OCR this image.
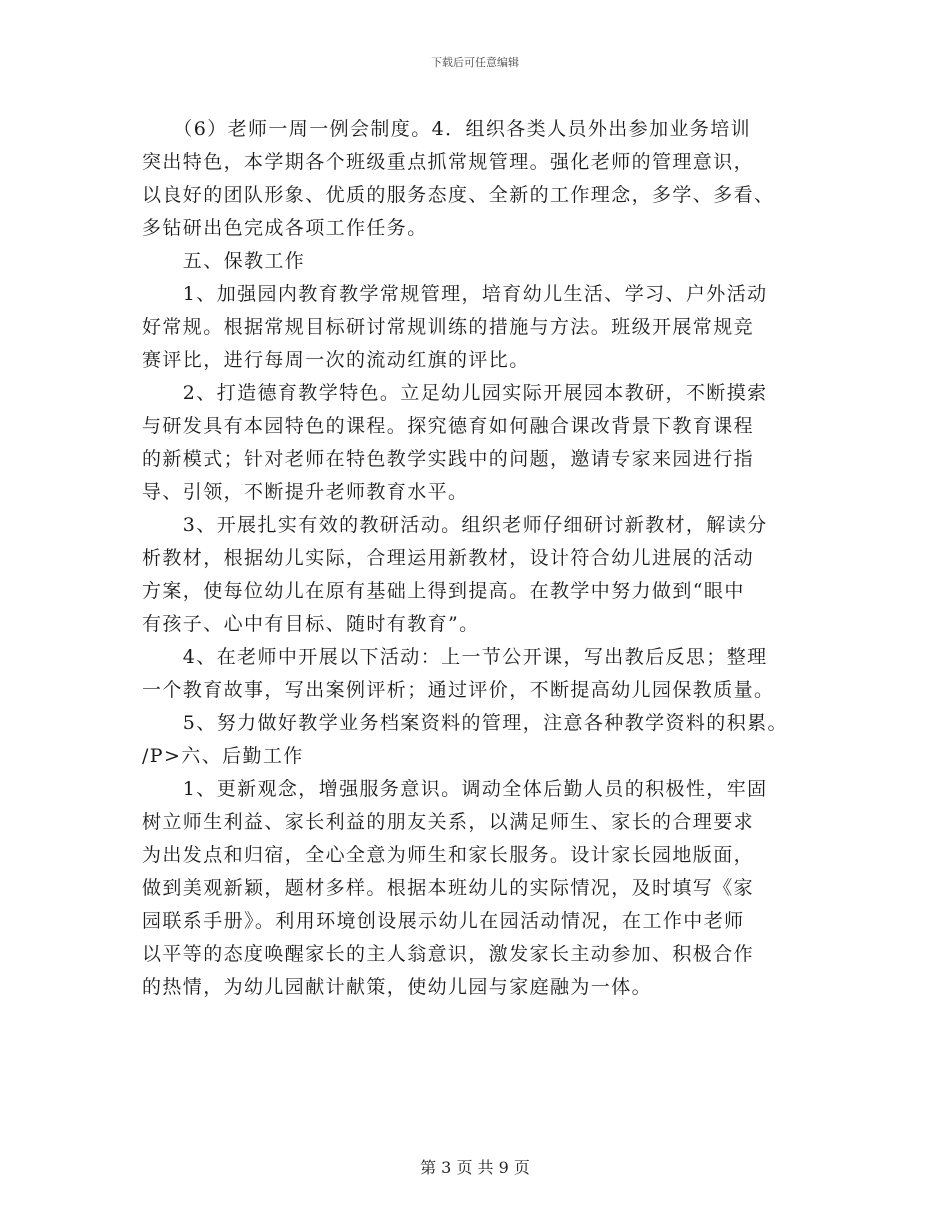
下载后可任意编辑
　　（6）老师一周一例会制度。4．组织各类人员外出参加业务培训
突出特色，本学期各个班级重点抓常规管理。强化老师的管理意识，
以良好的团队形象、优质的服务态度、全新的工作理念，多学、多看、
多钻研出色完成各项工作任务。
　　五、保教工作
　　1、加强园内教育教学常规管理，培育幼儿生活、学习、户外活动
好常规。根据常规目标研讨常规训练的措施与方法。班级开展常规竞
赛评比，进行每周一次的流动红旗的评比。
　　2、打造德育教学特色。立足幼儿园实际开展园本教研，不断摸索
与研发具有本园特色的课程。探究德育如何融合课改背景下教育课程
的新模式；针对老师在特色教学实践中的问题，邀请专家来园进行指
导、引领，不断提升老师教育水平。
　　3、开展扎实有效的教研活动。组织老师仔细研讨新教材，解读分
析教材，根据幼儿实际，合理运用新教材，设计符合幼儿进展的活动
方案，使每位幼儿在原有基础上得到提高。在教学中努力做到“眼中
有孩子、心中有目标、随时有教育”。
　　4、在老师中开展以下活动：上一节公开课，写出教后反思；整理
一个教育故事，写出案例评析；通过评价，不断提高幼儿园保教质量。
　　5、努力做好教学业务档案资料的管理，注意各种教学资料的积累。
/P>六、后勤工作
　　1、更新观念，增强服务意识。调动全体后勤人员的积极性，牢固
树立师生利益、家长利益的朋友关系，以满足师生、家长的合理要求
为出发点和归宿，全心全意为师生和家长服务。设计家长园地版面，
做到美观新颖，题材多样。根据本班幼儿的实际情况，及时填写《家
园联系手册》。利用环境创设展示幼儿在园活动情况，在工作中老师
以平等的态度唤醒家长的主人翁意识，激发家长主动参加、积极合作
的热情，为幼儿园献计献策，使幼儿园与家庭融为一体。
第 3 页 共 9 页
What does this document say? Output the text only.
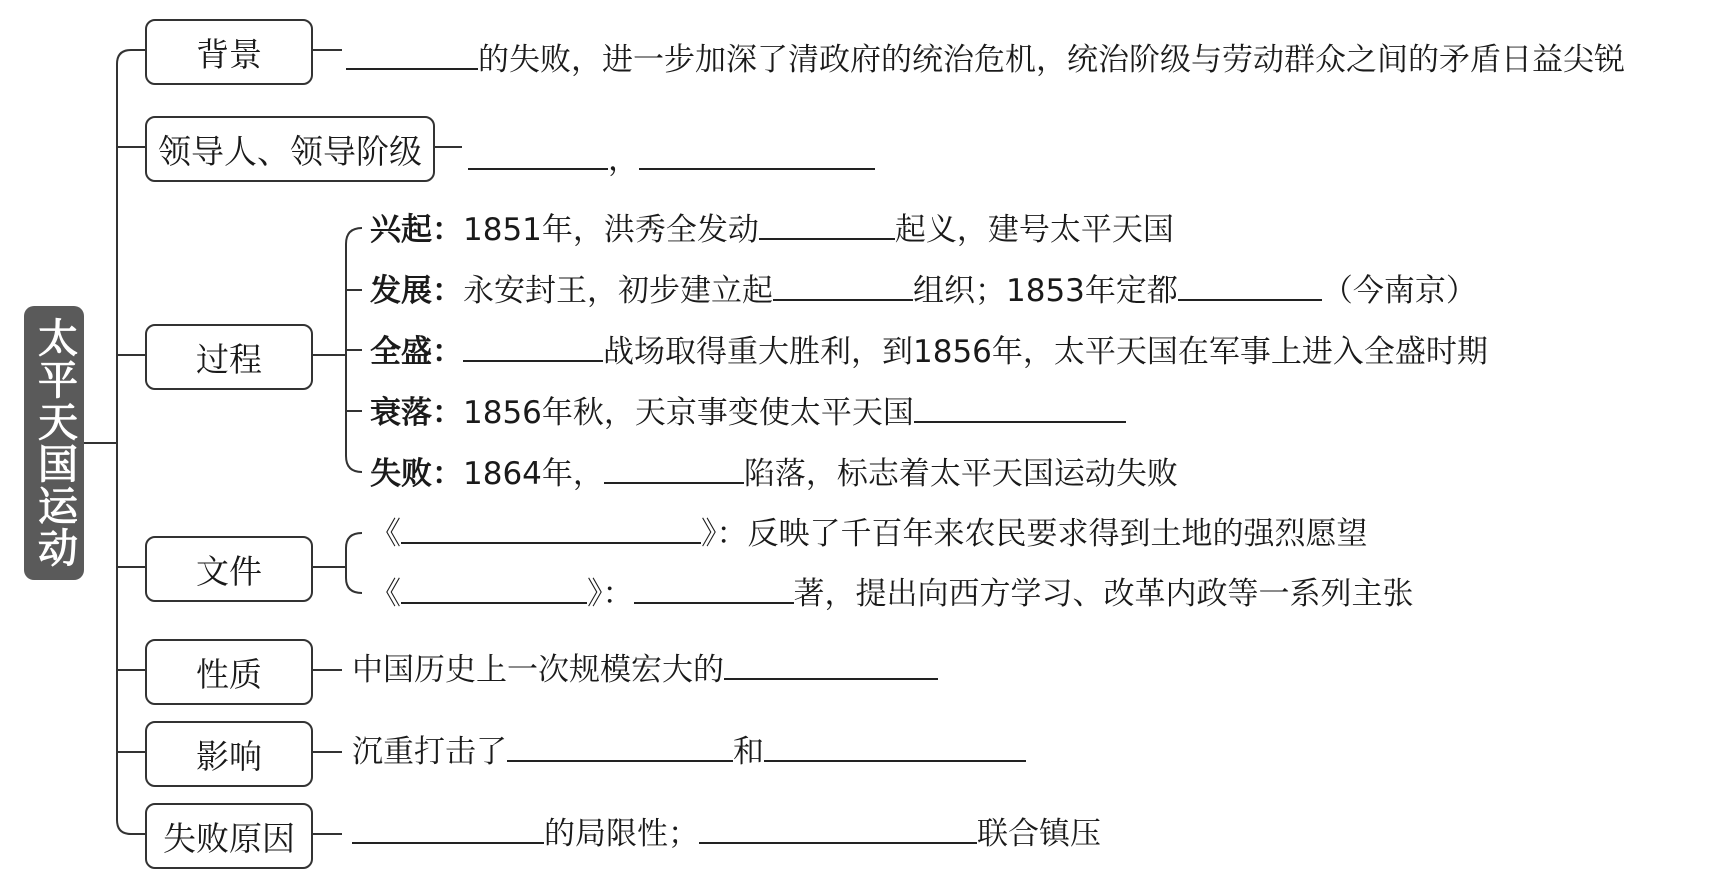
太平天国运动
背景
领导人、领导阶级
过程
文件
性质
影响
失败原因
的失败，进一步加深了清政府的统治危机，统治阶级与劳动群众之间的矛盾日益尖锐
，
兴起：1851年，洪秀全发动	起义，建号太平天国
发展：永安封王，初步建立起	组织；1853年定都	（今南京）
全盛：	战场取得重大胜利，到1856年，太平天国在军事上进入全盛时期
衰落：1856年秋，天京事变使太平天国
失败：1864年，	陷落，标志着太平天国运动失败
《	》：反映了千百年来农民要求得到土地的强烈愿望
《	》：	著，提出向西方学习、改革内政等一系列主张
中国历史上一次规模宏大的
沉重打击了	和
的局限性；	联合镇压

---

Short problem |
From the line that holds "What does this" to the last line of the records, please copy each line exactly and nothing else. Pictures stay out.

Worked solution |
What does this document say? Output the text only.
太平天国运动
背景
领导人、领导阶级
过程
文件
性质
影响
失败原因
的失败，进一步加深了清政府的统治危机，统治阶级与劳动群众之间的矛盾日益尖锐
，
兴起：1851年，洪秀全发动	起义，建号太平天国
发展：永安封王，初步建立起	组织；1853年定都	（今南京）
全盛：	战场取得重大胜利，到1856年，太平天国在军事上进入全盛时期
衰落：1856年秋，天京事变使太平天国
失败：1864年，	陷落，标志着太平天国运动失败
《	》：反映了千百年来农民要求得到土地的强烈愿望
《	》：	著，提出向西方学习、改革内政等一系列主张
中国历史上一次规模宏大的
沉重打击了	和
的局限性；	联合镇压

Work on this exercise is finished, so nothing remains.